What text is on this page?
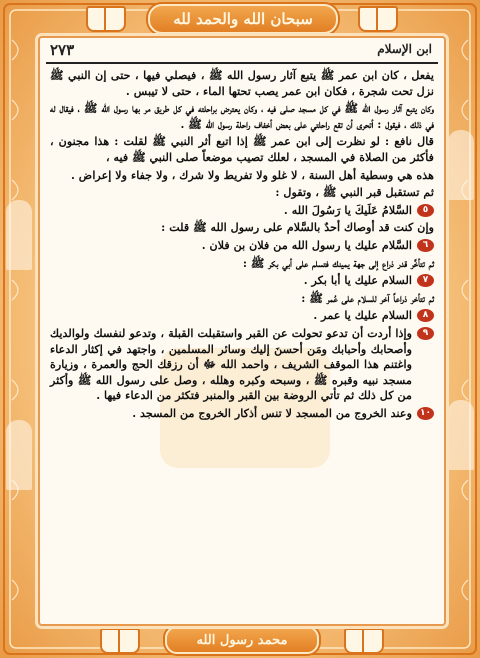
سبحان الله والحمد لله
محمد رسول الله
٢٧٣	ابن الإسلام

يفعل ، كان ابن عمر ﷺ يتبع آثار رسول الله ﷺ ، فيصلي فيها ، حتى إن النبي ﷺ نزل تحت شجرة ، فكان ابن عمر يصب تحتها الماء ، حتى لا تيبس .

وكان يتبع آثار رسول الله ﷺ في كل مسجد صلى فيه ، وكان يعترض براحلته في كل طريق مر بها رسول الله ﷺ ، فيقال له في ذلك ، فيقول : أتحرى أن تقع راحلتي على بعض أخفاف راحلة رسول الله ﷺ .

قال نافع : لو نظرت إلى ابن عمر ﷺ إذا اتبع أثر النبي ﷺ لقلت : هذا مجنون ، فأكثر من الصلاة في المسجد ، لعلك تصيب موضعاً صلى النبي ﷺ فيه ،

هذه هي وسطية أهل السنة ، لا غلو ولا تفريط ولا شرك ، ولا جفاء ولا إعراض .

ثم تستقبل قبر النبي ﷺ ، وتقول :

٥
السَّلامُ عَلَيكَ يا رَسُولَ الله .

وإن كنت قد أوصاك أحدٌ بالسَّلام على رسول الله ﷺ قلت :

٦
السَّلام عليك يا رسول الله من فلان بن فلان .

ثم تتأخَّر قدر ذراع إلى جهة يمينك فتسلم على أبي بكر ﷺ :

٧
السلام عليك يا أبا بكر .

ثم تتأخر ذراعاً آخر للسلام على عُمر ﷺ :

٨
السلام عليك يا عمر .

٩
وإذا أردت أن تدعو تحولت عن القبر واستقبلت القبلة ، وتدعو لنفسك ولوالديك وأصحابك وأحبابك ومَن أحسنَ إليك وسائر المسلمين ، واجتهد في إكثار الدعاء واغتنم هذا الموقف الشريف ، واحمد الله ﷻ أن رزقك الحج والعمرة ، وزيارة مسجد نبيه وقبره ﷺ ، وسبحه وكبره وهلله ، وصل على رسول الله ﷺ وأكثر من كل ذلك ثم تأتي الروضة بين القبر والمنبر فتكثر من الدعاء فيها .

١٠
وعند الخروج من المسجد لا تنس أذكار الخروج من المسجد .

#### EXERCISE INSTRUCTIONS
Copy every line in the entries above that has the string "السلام" in it.

#### FINAL ANSWER
السلام عليك يا أبا بكر .
السلام عليك يا عمر .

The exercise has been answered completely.